Identify all lines of the data containing the string "category" and copy them.

[Recorded data]
● ● ● ● ● ● ●

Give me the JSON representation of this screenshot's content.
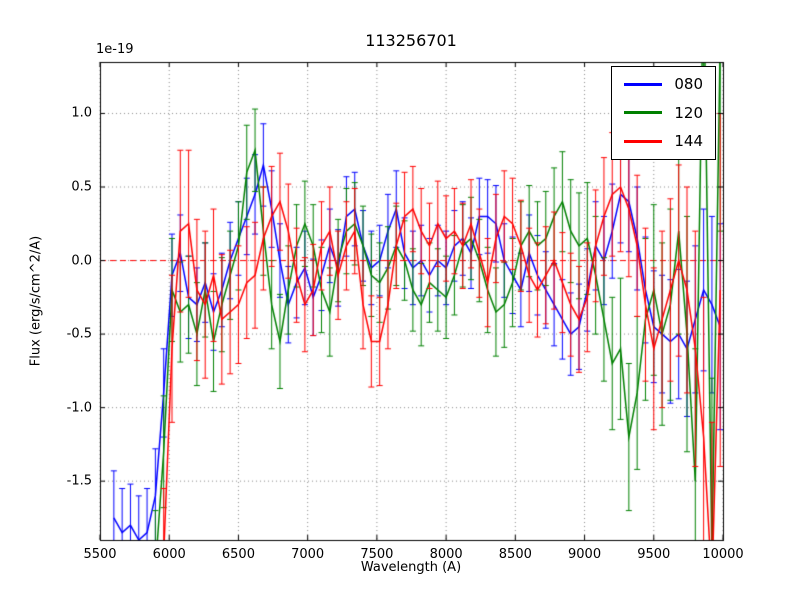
{
  "chart_data": {
    "type": "line",
    "title": "113256701",
    "xlabel": "Wavelength (A)",
    "ylabel": "Flux (erg/s/cm^2/A)",
    "y_offset_label": "1e-19",
    "xlim": [
      5500,
      10000
    ],
    "ylim": [
      -1.9,
      1.35
    ],
    "xticks": [
      5500,
      6000,
      6500,
      7000,
      7500,
      8000,
      8500,
      9000,
      9500,
      10000
    ],
    "yticks": [
      -1.5,
      -1.0,
      -0.5,
      0.0,
      0.5,
      1.0
    ],
    "grid": true,
    "grid_style": "dotted",
    "grid_color": "#888888",
    "zero_line": {
      "y": 0,
      "color": "#ff0000",
      "style": "dashed"
    },
    "legend": {
      "position": "upper right"
    },
    "series": [
      {
        "name": "080",
        "color": "#0000ff",
        "points": [
          [
            5600,
            -1.75,
            0.32
          ],
          [
            5660,
            -1.85,
            0.3
          ],
          [
            5720,
            -1.8,
            0.28
          ],
          [
            5780,
            -1.9,
            0.3
          ],
          [
            5840,
            -1.85,
            0.3
          ],
          [
            5900,
            -1.6,
            0.32
          ],
          [
            5960,
            -0.9,
            0.3
          ],
          [
            6020,
            -0.1,
            0.28
          ],
          [
            6080,
            0.05,
            0.26
          ],
          [
            6140,
            -0.25,
            0.28
          ],
          [
            6200,
            -0.3,
            0.25
          ],
          [
            6260,
            -0.15,
            0.27
          ],
          [
            6320,
            -0.35,
            0.26
          ],
          [
            6380,
            -0.2,
            0.25
          ],
          [
            6440,
            0.0,
            0.26
          ],
          [
            6500,
            0.15,
            0.25
          ],
          [
            6560,
            0.3,
            0.26
          ],
          [
            6620,
            0.45,
            0.27
          ],
          [
            6680,
            0.65,
            0.28
          ],
          [
            6740,
            0.35,
            0.26
          ],
          [
            6800,
            0.0,
            0.25
          ],
          [
            6860,
            -0.3,
            0.26
          ],
          [
            6920,
            -0.15,
            0.24
          ],
          [
            6980,
            -0.05,
            0.25
          ],
          [
            7040,
            -0.25,
            0.26
          ],
          [
            7100,
            -0.1,
            0.24
          ],
          [
            7160,
            0.1,
            0.25
          ],
          [
            7220,
            -0.05,
            0.26
          ],
          [
            7280,
            0.3,
            0.27
          ],
          [
            7340,
            0.35,
            0.25
          ],
          [
            7400,
            0.1,
            0.24
          ],
          [
            7460,
            -0.05,
            0.25
          ],
          [
            7520,
            0.0,
            0.24
          ],
          [
            7580,
            0.2,
            0.25
          ],
          [
            7640,
            0.35,
            0.26
          ],
          [
            7700,
            0.05,
            0.24
          ],
          [
            7760,
            -0.05,
            0.25
          ],
          [
            7820,
            0.0,
            0.24
          ],
          [
            7880,
            -0.1,
            0.25
          ],
          [
            7940,
            0.0,
            0.24
          ],
          [
            8000,
            -0.05,
            0.25
          ],
          [
            8060,
            0.1,
            0.24
          ],
          [
            8120,
            0.15,
            0.25
          ],
          [
            8180,
            0.05,
            0.24
          ],
          [
            8240,
            0.3,
            0.26
          ],
          [
            8300,
            0.3,
            0.25
          ],
          [
            8360,
            0.25,
            0.26
          ],
          [
            8420,
            0.0,
            0.25
          ],
          [
            8480,
            -0.1,
            0.26
          ],
          [
            8540,
            -0.2,
            0.25
          ],
          [
            8600,
            0.05,
            0.26
          ],
          [
            8660,
            -0.1,
            0.27
          ],
          [
            8720,
            -0.2,
            0.26
          ],
          [
            8780,
            -0.3,
            0.28
          ],
          [
            8840,
            -0.4,
            0.27
          ],
          [
            8900,
            -0.5,
            0.28
          ],
          [
            8960,
            -0.45,
            0.29
          ],
          [
            9020,
            -0.2,
            0.28
          ],
          [
            9080,
            0.1,
            0.3
          ],
          [
            9140,
            0.0,
            0.3
          ],
          [
            9200,
            0.2,
            0.32
          ],
          [
            9260,
            0.45,
            0.33
          ],
          [
            9320,
            0.4,
            0.34
          ],
          [
            9380,
            0.15,
            0.35
          ],
          [
            9440,
            -0.2,
            0.36
          ],
          [
            9500,
            -0.45,
            0.38
          ],
          [
            9560,
            -0.5,
            0.4
          ],
          [
            9620,
            -0.55,
            0.42
          ],
          [
            9680,
            -0.5,
            0.44
          ],
          [
            9740,
            -0.6,
            0.46
          ],
          [
            9800,
            -0.4,
            0.5
          ],
          [
            9860,
            -0.2,
            0.55
          ],
          [
            9920,
            -0.3,
            0.6
          ],
          [
            9980,
            -0.45,
            0.7
          ]
        ]
      },
      {
        "name": "120",
        "color": "#008000",
        "points": [
          [
            5900,
            -2.1,
            0.4
          ],
          [
            5960,
            -1.3,
            0.38
          ],
          [
            6020,
            -0.2,
            0.35
          ],
          [
            6080,
            -0.35,
            0.34
          ],
          [
            6140,
            -0.3,
            0.33
          ],
          [
            6200,
            -0.5,
            0.35
          ],
          [
            6260,
            -0.2,
            0.32
          ],
          [
            6320,
            -0.55,
            0.34
          ],
          [
            6380,
            -0.3,
            0.32
          ],
          [
            6440,
            -0.1,
            0.3
          ],
          [
            6500,
            0.1,
            0.3
          ],
          [
            6560,
            0.6,
            0.32
          ],
          [
            6620,
            0.75,
            0.28
          ],
          [
            6680,
            0.2,
            0.3
          ],
          [
            6740,
            -0.3,
            0.3
          ],
          [
            6800,
            -0.55,
            0.32
          ],
          [
            6860,
            -0.2,
            0.3
          ],
          [
            6920,
            0.1,
            0.28
          ],
          [
            6980,
            0.25,
            0.29
          ],
          [
            7040,
            0.1,
            0.28
          ],
          [
            7100,
            -0.2,
            0.29
          ],
          [
            7160,
            -0.35,
            0.3
          ],
          [
            7220,
            0.0,
            0.28
          ],
          [
            7280,
            0.2,
            0.29
          ],
          [
            7340,
            0.25,
            0.28
          ],
          [
            7400,
            0.1,
            0.27
          ],
          [
            7460,
            -0.1,
            0.28
          ],
          [
            7520,
            -0.15,
            0.27
          ],
          [
            7580,
            -0.05,
            0.28
          ],
          [
            7640,
            0.1,
            0.27
          ],
          [
            7700,
            0.0,
            0.27
          ],
          [
            7760,
            -0.2,
            0.28
          ],
          [
            7820,
            -0.3,
            0.28
          ],
          [
            7880,
            -0.15,
            0.27
          ],
          [
            7940,
            -0.2,
            0.28
          ],
          [
            8000,
            -0.25,
            0.28
          ],
          [
            8060,
            -0.1,
            0.27
          ],
          [
            8120,
            0.1,
            0.28
          ],
          [
            8180,
            0.15,
            0.28
          ],
          [
            8240,
            0.0,
            0.28
          ],
          [
            8300,
            -0.2,
            0.29
          ],
          [
            8360,
            -0.35,
            0.3
          ],
          [
            8420,
            -0.3,
            0.29
          ],
          [
            8480,
            -0.15,
            0.3
          ],
          [
            8540,
            0.1,
            0.3
          ],
          [
            8600,
            0.2,
            0.31
          ],
          [
            8660,
            0.1,
            0.3
          ],
          [
            8720,
            0.15,
            0.32
          ],
          [
            8780,
            0.3,
            0.33
          ],
          [
            8840,
            0.4,
            0.34
          ],
          [
            8900,
            0.2,
            0.35
          ],
          [
            8960,
            0.1,
            0.36
          ],
          [
            9020,
            0.15,
            0.38
          ],
          [
            9080,
            -0.1,
            0.4
          ],
          [
            9140,
            -0.4,
            0.42
          ],
          [
            9200,
            -0.7,
            0.45
          ],
          [
            9260,
            -0.6,
            0.48
          ],
          [
            9320,
            -1.2,
            0.5
          ],
          [
            9380,
            -0.9,
            0.52
          ],
          [
            9440,
            -0.4,
            0.55
          ],
          [
            9500,
            -0.2,
            0.58
          ],
          [
            9560,
            -0.5,
            0.62
          ],
          [
            9620,
            -0.3,
            0.65
          ],
          [
            9680,
            0.2,
            0.7
          ],
          [
            9740,
            -0.5,
            0.8
          ],
          [
            9800,
            -1.5,
            0.9
          ],
          [
            9860,
            2.0,
            1.1
          ],
          [
            9920,
            -2.0,
            1.2
          ],
          [
            9980,
            1.5,
            1.3
          ]
        ]
      },
      {
        "name": "144",
        "color": "#ff0000",
        "points": [
          [
            5960,
            -2.0,
            0.45
          ],
          [
            6020,
            -0.6,
            0.5
          ],
          [
            6080,
            0.2,
            0.55
          ],
          [
            6140,
            0.25,
            0.5
          ],
          [
            6200,
            -0.2,
            0.48
          ],
          [
            6260,
            -0.3,
            0.5
          ],
          [
            6320,
            -0.1,
            0.45
          ],
          [
            6380,
            -0.4,
            0.44
          ],
          [
            6440,
            -0.35,
            0.42
          ],
          [
            6500,
            -0.3,
            0.4
          ],
          [
            6560,
            -0.15,
            0.38
          ],
          [
            6620,
            -0.1,
            0.36
          ],
          [
            6680,
            0.15,
            0.35
          ],
          [
            6740,
            0.3,
            0.34
          ],
          [
            6800,
            0.4,
            0.33
          ],
          [
            6860,
            0.2,
            0.32
          ],
          [
            6920,
            -0.1,
            0.32
          ],
          [
            6980,
            -0.3,
            0.32
          ],
          [
            7040,
            -0.2,
            0.31
          ],
          [
            7100,
            0.1,
            0.3
          ],
          [
            7160,
            0.2,
            0.3
          ],
          [
            7220,
            -0.1,
            0.3
          ],
          [
            7280,
            0.1,
            0.3
          ],
          [
            7340,
            0.2,
            0.29
          ],
          [
            7400,
            -0.3,
            0.3
          ],
          [
            7460,
            -0.55,
            0.31
          ],
          [
            7520,
            -0.55,
            0.3
          ],
          [
            7580,
            -0.3,
            0.3
          ],
          [
            7640,
            0.1,
            0.29
          ],
          [
            7700,
            0.3,
            0.3
          ],
          [
            7760,
            0.35,
            0.29
          ],
          [
            7820,
            0.2,
            0.29
          ],
          [
            7880,
            0.1,
            0.29
          ],
          [
            7940,
            0.25,
            0.29
          ],
          [
            8000,
            0.15,
            0.29
          ],
          [
            8060,
            0.2,
            0.29
          ],
          [
            8120,
            0.1,
            0.29
          ],
          [
            8180,
            0.25,
            0.3
          ],
          [
            8240,
            0.05,
            0.3
          ],
          [
            8300,
            -0.15,
            0.3
          ],
          [
            8360,
            0.15,
            0.3
          ],
          [
            8420,
            0.3,
            0.31
          ],
          [
            8480,
            0.25,
            0.31
          ],
          [
            8540,
            0.1,
            0.31
          ],
          [
            8600,
            -0.1,
            0.32
          ],
          [
            8660,
            -0.2,
            0.32
          ],
          [
            8720,
            -0.1,
            0.33
          ],
          [
            8780,
            0.0,
            0.33
          ],
          [
            8840,
            -0.15,
            0.34
          ],
          [
            8900,
            -0.3,
            0.35
          ],
          [
            8960,
            -0.4,
            0.36
          ],
          [
            9020,
            -0.25,
            0.37
          ],
          [
            9080,
            0.1,
            0.38
          ],
          [
            9140,
            0.3,
            0.4
          ],
          [
            9200,
            0.45,
            0.42
          ],
          [
            9260,
            0.5,
            0.44
          ],
          [
            9320,
            0.35,
            0.46
          ],
          [
            9380,
            0.1,
            0.48
          ],
          [
            9440,
            -0.3,
            0.52
          ],
          [
            9500,
            -0.6,
            0.55
          ],
          [
            9560,
            -0.4,
            0.6
          ],
          [
            9620,
            -0.2,
            0.62
          ],
          [
            9680,
            0.0,
            0.65
          ],
          [
            9740,
            -0.2,
            0.7
          ],
          [
            9800,
            -0.6,
            0.8
          ],
          [
            9860,
            -1.2,
            0.95
          ],
          [
            9920,
            -2.2,
            1.1
          ],
          [
            9980,
            -0.2,
            1.2
          ]
        ]
      }
    ]
  }
}
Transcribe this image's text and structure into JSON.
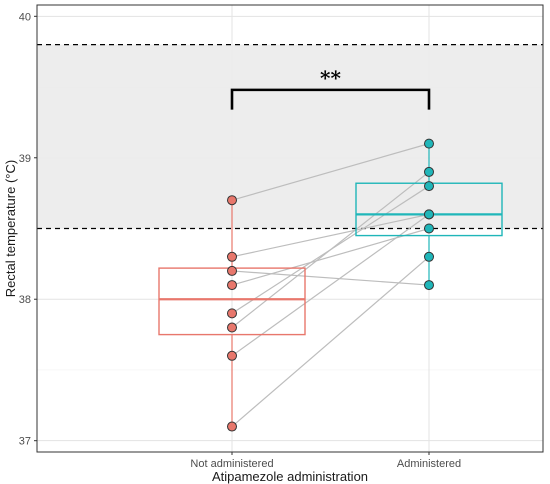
{
  "chart_data": {
    "type": "box",
    "xlabel": "Atipamezole administration",
    "ylabel": "Rectal temperature (°C)",
    "categories": [
      "Not administered",
      "Administered"
    ],
    "ylim": [
      36.92,
      40.08
    ],
    "yticks": [
      37,
      38,
      39,
      40
    ],
    "grid": true,
    "reference_band": {
      "lower": 38.5,
      "upper": 39.8,
      "fill": "#ebebeb",
      "line_style": "dashed"
    },
    "colors": {
      "not_administered": "#e8776c",
      "administered": "#20b6b9"
    },
    "boxes": [
      {
        "category": "Not administered",
        "q1": 37.75,
        "median": 38.0,
        "q3": 38.22,
        "whisker_low": 37.1,
        "whisker_high": 38.7
      },
      {
        "category": "Administered",
        "q1": 38.45,
        "median": 38.6,
        "q3": 38.82,
        "whisker_low": 38.1,
        "whisker_high": 39.1
      }
    ],
    "paired_points": [
      {
        "not_administered": 38.7,
        "administered": 39.1
      },
      {
        "not_administered": 38.3,
        "administered": 38.6
      },
      {
        "not_administered": 38.2,
        "administered": 38.1
      },
      {
        "not_administered": 38.1,
        "administered": 38.5
      },
      {
        "not_administered": 37.9,
        "administered": 38.8
      },
      {
        "not_administered": 37.8,
        "administered": 38.9
      },
      {
        "not_administered": 37.6,
        "administered": 38.6
      },
      {
        "not_administered": 37.1,
        "administered": 38.3
      }
    ],
    "significance": {
      "label": "**",
      "y": 39.48
    }
  }
}
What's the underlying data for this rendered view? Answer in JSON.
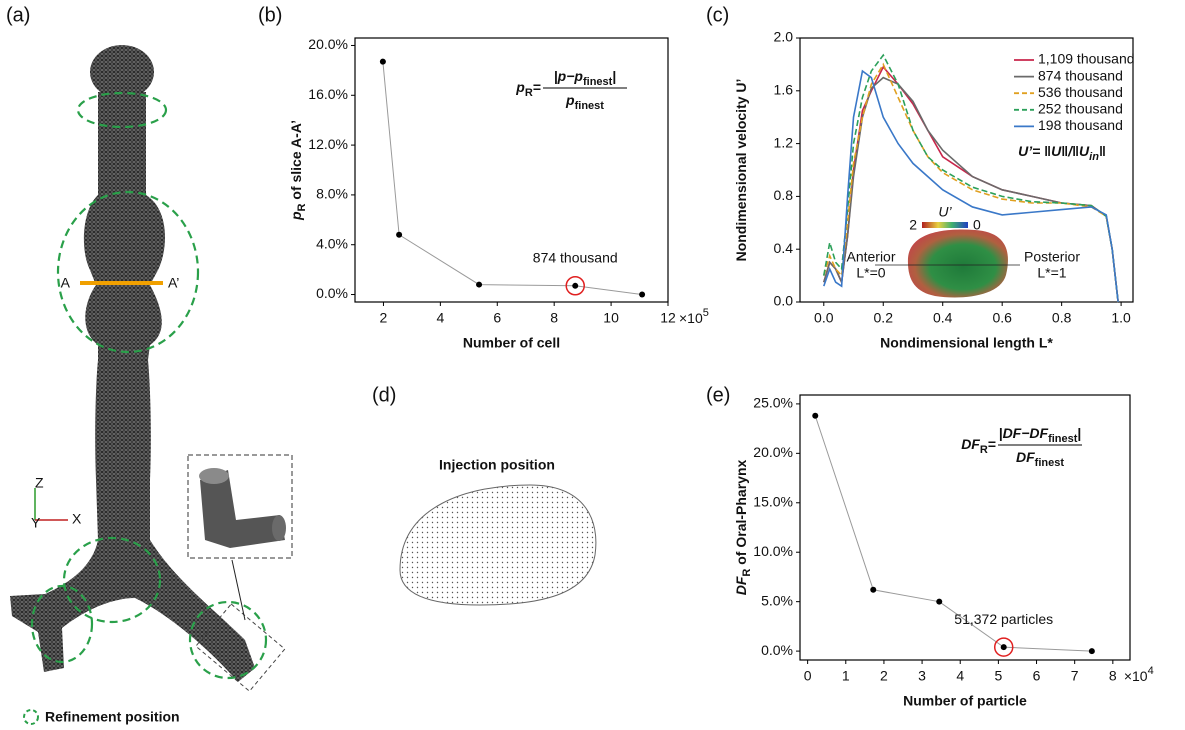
{
  "panel_a": {
    "label": "(a)",
    "section_left": "A",
    "section_right": "A’",
    "legend": "Refinement position",
    "axes": [
      "Z",
      "Y",
      "X"
    ]
  },
  "panel_d": {
    "label": "(d)",
    "title": "Injection position"
  },
  "chart_data": [
    {
      "type": "line",
      "panel": "(b)",
      "x": [
        1.98,
        2.55,
        5.36,
        8.74,
        11.09
      ],
      "values": [
        18.7,
        4.8,
        0.8,
        0.7,
        0.0
      ],
      "color": "#9a9a9a",
      "marker_color": "#000000",
      "xlim": [
        1,
        12
      ],
      "xticks": [
        2,
        4,
        6,
        8,
        10,
        12
      ],
      "x_multiplier": [
        "×10",
        "5"
      ],
      "ylim": [
        -0.6,
        20.6
      ],
      "yticks": [
        {
          "value": 0,
          "label": "0.0%"
        },
        {
          "value": 4,
          "label": "4.0%"
        },
        {
          "value": 8,
          "label": "8.0%"
        },
        {
          "value": 12,
          "label": "12.0%"
        },
        {
          "value": 16,
          "label": "16.0%"
        },
        {
          "value": 20,
          "label": "20.0%"
        }
      ],
      "xlabel": "Number of cell",
      "ylabel": [
        "p",
        "R",
        " of slice A-A’"
      ],
      "formula": {
        "lhs": [
          "p",
          "R",
          "="
        ],
        "num": [
          "|p−p",
          "finest",
          "|"
        ],
        "den": [
          "p",
          "finest"
        ]
      },
      "highlight": {
        "index": 3,
        "label": "874 thousand",
        "color": "#e02020"
      }
    },
    {
      "type": "line",
      "panel": "(c)",
      "x": [
        0,
        0.02,
        0.04,
        0.06,
        0.08,
        0.1,
        0.13,
        0.16,
        0.2,
        0.25,
        0.3,
        0.35,
        0.4,
        0.5,
        0.6,
        0.7,
        0.8,
        0.9,
        0.95,
        0.97,
        0.99
      ],
      "series": [
        {
          "name": "1,109 thousand",
          "color": "#c8264b",
          "dash": false,
          "values": [
            0.15,
            0.3,
            0.25,
            0.15,
            0.5,
            1.0,
            1.45,
            1.6,
            1.78,
            1.65,
            1.5,
            1.3,
            1.1,
            0.95,
            0.85,
            0.8,
            0.75,
            0.73,
            0.65,
            0.4,
            0.0
          ]
        },
        {
          "name": "874 thousand",
          "color": "#6a6a6a",
          "dash": false,
          "values": [
            0.15,
            0.3,
            0.25,
            0.15,
            0.5,
            0.95,
            1.4,
            1.62,
            1.7,
            1.65,
            1.52,
            1.3,
            1.15,
            0.95,
            0.85,
            0.8,
            0.75,
            0.73,
            0.65,
            0.4,
            0.0
          ]
        },
        {
          "name": "536 thousand",
          "color": "#e0a020",
          "dash": true,
          "values": [
            0.2,
            0.35,
            0.25,
            0.2,
            0.6,
            1.05,
            1.4,
            1.65,
            1.8,
            1.55,
            1.3,
            1.1,
            0.98,
            0.85,
            0.78,
            0.75,
            0.75,
            0.72,
            0.65,
            0.4,
            0.0
          ]
        },
        {
          "name": "252 thousand",
          "color": "#2ca05a",
          "dash": true,
          "values": [
            0.2,
            0.45,
            0.3,
            0.25,
            0.7,
            1.2,
            1.55,
            1.75,
            1.87,
            1.65,
            1.3,
            1.1,
            1.0,
            0.87,
            0.8,
            0.76,
            0.75,
            0.73,
            0.65,
            0.4,
            0.0
          ]
        },
        {
          "name": "198 thousand",
          "color": "#3a78c8",
          "dash": false,
          "values": [
            0.12,
            0.25,
            0.15,
            0.12,
            0.8,
            1.4,
            1.75,
            1.7,
            1.4,
            1.2,
            1.05,
            0.95,
            0.85,
            0.72,
            0.66,
            0.68,
            0.7,
            0.72,
            0.66,
            0.4,
            0.0
          ]
        }
      ],
      "xlim": [
        -0.08,
        1.04
      ],
      "xticks": [
        {
          "value": 0,
          "label": "0.0"
        },
        0.2,
        0.4,
        0.6,
        0.8,
        {
          "value": 1,
          "label": "1.0"
        }
      ],
      "ylim": [
        0,
        2
      ],
      "yticks": [
        {
          "value": 0,
          "label": "0.0"
        },
        0.4,
        0.8,
        1.2,
        1.6,
        {
          "value": 2,
          "label": "2.0"
        }
      ],
      "xlabel": "Nondimensional length L*",
      "ylabel": [
        "Nondimensional velocity U’"
      ],
      "formula": {
        "line": [
          "U’= ‖U‖/‖U",
          "in",
          "‖"
        ]
      },
      "legend": "upper right",
      "inset": {
        "colorbar": [
          2,
          0
        ],
        "colorbar_label": "U’",
        "left": [
          "Anterior",
          "L*=0"
        ],
        "right": [
          "Posterior",
          "L*=1"
        ]
      }
    },
    {
      "type": "line",
      "panel": "(e)",
      "x": [
        0.2,
        1.72,
        3.45,
        5.14,
        7.45
      ],
      "values": [
        23.8,
        6.2,
        5.0,
        0.4,
        0.0
      ],
      "color": "#9a9a9a",
      "marker_color": "#000000",
      "xlim": [
        -0.2,
        8.45
      ],
      "xticks": [
        0,
        1,
        2,
        3,
        4,
        5,
        6,
        7,
        8
      ],
      "x_multiplier": [
        "×10",
        "4"
      ],
      "ylim": [
        -0.9,
        25.9
      ],
      "yticks": [
        {
          "value": 0,
          "label": "0.0%"
        },
        {
          "value": 5,
          "label": "5.0%"
        },
        {
          "value": 10,
          "label": "10.0%"
        },
        {
          "value": 15,
          "label": "15.0%"
        },
        {
          "value": 20,
          "label": "20.0%"
        },
        {
          "value": 25,
          "label": "25.0%"
        }
      ],
      "xlabel": "Number of particle",
      "ylabel": [
        "DF",
        "R",
        " of Oral-Pharynx"
      ],
      "formula": {
        "lhs": [
          "DF",
          "R",
          "="
        ],
        "num": [
          "|DF−DF",
          "finest",
          "|"
        ],
        "den": [
          "DF",
          "finest"
        ]
      },
      "highlight": {
        "index": 3,
        "label": "51,372 particles",
        "color": "#e02020"
      }
    }
  ]
}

● ● ● ● ● ● ●

**Task solution**.
        "category": "Not administered",
        "category": "Administered",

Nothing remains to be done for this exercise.